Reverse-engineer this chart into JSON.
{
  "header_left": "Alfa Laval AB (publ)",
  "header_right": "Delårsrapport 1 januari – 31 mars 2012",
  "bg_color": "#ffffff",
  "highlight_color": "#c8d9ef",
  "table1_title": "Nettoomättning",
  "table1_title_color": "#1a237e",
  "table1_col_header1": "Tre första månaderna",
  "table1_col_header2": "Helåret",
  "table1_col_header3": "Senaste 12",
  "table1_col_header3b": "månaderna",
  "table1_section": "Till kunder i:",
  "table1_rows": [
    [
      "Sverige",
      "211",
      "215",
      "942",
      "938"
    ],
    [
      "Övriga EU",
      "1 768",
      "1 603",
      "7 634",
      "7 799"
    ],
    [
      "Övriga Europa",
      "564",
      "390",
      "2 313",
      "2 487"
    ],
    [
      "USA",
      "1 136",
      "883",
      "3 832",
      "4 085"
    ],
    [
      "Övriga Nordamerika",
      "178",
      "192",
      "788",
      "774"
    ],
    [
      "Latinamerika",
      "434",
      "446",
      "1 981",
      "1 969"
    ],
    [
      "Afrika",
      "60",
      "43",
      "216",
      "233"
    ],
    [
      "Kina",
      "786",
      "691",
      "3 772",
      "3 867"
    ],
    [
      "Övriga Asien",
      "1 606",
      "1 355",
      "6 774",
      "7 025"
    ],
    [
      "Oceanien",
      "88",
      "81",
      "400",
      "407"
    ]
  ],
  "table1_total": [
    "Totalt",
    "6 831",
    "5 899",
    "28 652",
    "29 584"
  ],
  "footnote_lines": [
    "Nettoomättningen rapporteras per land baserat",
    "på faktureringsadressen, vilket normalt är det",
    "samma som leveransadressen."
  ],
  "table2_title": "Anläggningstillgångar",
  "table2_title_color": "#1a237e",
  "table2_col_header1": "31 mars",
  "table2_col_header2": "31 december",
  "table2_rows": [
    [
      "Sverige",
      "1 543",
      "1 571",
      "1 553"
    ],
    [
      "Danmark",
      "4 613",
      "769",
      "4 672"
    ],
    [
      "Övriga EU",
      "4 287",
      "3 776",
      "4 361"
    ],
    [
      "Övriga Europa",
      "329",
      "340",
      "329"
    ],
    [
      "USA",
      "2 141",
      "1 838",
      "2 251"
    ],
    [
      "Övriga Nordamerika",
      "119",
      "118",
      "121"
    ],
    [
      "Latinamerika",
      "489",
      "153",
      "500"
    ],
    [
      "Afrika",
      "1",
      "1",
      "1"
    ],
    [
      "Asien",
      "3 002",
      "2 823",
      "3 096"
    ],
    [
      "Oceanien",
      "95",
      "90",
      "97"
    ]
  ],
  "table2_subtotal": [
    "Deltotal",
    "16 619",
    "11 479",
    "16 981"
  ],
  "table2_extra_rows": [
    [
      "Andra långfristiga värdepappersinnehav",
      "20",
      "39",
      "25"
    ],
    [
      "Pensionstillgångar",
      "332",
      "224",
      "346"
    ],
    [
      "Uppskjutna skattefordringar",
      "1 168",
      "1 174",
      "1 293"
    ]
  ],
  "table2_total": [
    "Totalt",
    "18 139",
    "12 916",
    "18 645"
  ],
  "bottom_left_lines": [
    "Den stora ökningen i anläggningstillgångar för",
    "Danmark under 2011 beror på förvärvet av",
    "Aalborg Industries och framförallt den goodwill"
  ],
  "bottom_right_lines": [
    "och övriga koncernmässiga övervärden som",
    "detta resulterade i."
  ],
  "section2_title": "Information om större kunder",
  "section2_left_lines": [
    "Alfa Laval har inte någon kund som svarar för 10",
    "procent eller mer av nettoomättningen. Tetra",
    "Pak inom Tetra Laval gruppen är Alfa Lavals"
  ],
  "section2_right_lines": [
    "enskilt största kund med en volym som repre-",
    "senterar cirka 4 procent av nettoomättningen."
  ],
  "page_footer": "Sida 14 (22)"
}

------------

Output every line above without altering anything.

**WRITTEN SOLUTION**.
Reverse-engineer this chart into JSON.
{
  "header_left": "Alfa Laval AB (publ)",
  "header_right": "Delårsrapport 1 januari – 31 mars 2012",
  "bg_color": "#ffffff",
  "highlight_color": "#c8d9ef",
  "table1_title": "Nettoomättning",
  "table1_title_color": "#1a237e",
  "table1_col_header1": "Tre första månaderna",
  "table1_col_header2": "Helåret",
  "table1_col_header3": "Senaste 12",
  "table1_col_header3b": "månaderna",
  "table1_section": "Till kunder i:",
  "table1_rows": [
    [
      "Sverige",
      "211",
      "215",
      "942",
      "938"
    ],
    [
      "Övriga EU",
      "1 768",
      "1 603",
      "7 634",
      "7 799"
    ],
    [
      "Övriga Europa",
      "564",
      "390",
      "2 313",
      "2 487"
    ],
    [
      "USA",
      "1 136",
      "883",
      "3 832",
      "4 085"
    ],
    [
      "Övriga Nordamerika",
      "178",
      "192",
      "788",
      "774"
    ],
    [
      "Latinamerika",
      "434",
      "446",
      "1 981",
      "1 969"
    ],
    [
      "Afrika",
      "60",
      "43",
      "216",
      "233"
    ],
    [
      "Kina",
      "786",
      "691",
      "3 772",
      "3 867"
    ],
    [
      "Övriga Asien",
      "1 606",
      "1 355",
      "6 774",
      "7 025"
    ],
    [
      "Oceanien",
      "88",
      "81",
      "400",
      "407"
    ]
  ],
  "table1_total": [
    "Totalt",
    "6 831",
    "5 899",
    "28 652",
    "29 584"
  ],
  "footnote_lines": [
    "Nettoomättningen rapporteras per land baserat",
    "på faktureringsadressen, vilket normalt är det",
    "samma som leveransadressen."
  ],
  "table2_title": "Anläggningstillgångar",
  "table2_title_color": "#1a237e",
  "table2_col_header1": "31 mars",
  "table2_col_header2": "31 december",
  "table2_rows": [
    [
      "Sverige",
      "1 543",
      "1 571",
      "1 553"
    ],
    [
      "Danmark",
      "4 613",
      "769",
      "4 672"
    ],
    [
      "Övriga EU",
      "4 287",
      "3 776",
      "4 361"
    ],
    [
      "Övriga Europa",
      "329",
      "340",
      "329"
    ],
    [
      "USA",
      "2 141",
      "1 838",
      "2 251"
    ],
    [
      "Övriga Nordamerika",
      "119",
      "118",
      "121"
    ],
    [
      "Latinamerika",
      "489",
      "153",
      "500"
    ],
    [
      "Afrika",
      "1",
      "1",
      "1"
    ],
    [
      "Asien",
      "3 002",
      "2 823",
      "3 096"
    ],
    [
      "Oceanien",
      "95",
      "90",
      "97"
    ]
  ],
  "table2_subtotal": [
    "Deltotal",
    "16 619",
    "11 479",
    "16 981"
  ],
  "table2_extra_rows": [
    [
      "Andra långfristiga värdepappersinnehav",
      "20",
      "39",
      "25"
    ],
    [
      "Pensionstillgångar",
      "332",
      "224",
      "346"
    ],
    [
      "Uppskjutna skattefordringar",
      "1 168",
      "1 174",
      "1 293"
    ]
  ],
  "table2_total": [
    "Totalt",
    "18 139",
    "12 916",
    "18 645"
  ],
  "bottom_left_lines": [
    "Den stora ökningen i anläggningstillgångar för",
    "Danmark under 2011 beror på förvärvet av",
    "Aalborg Industries och framförallt den goodwill"
  ],
  "bottom_right_lines": [
    "och övriga koncernmässiga övervärden som",
    "detta resulterade i."
  ],
  "section2_title": "Information om större kunder",
  "section2_left_lines": [
    "Alfa Laval har inte någon kund som svarar för 10",
    "procent eller mer av nettoomättningen. Tetra",
    "Pak inom Tetra Laval gruppen är Alfa Lavals"
  ],
  "section2_right_lines": [
    "enskilt största kund med en volym som repre-",
    "senterar cirka 4 procent av nettoomättningen."
  ],
  "page_footer": "Sida 14 (22)"
}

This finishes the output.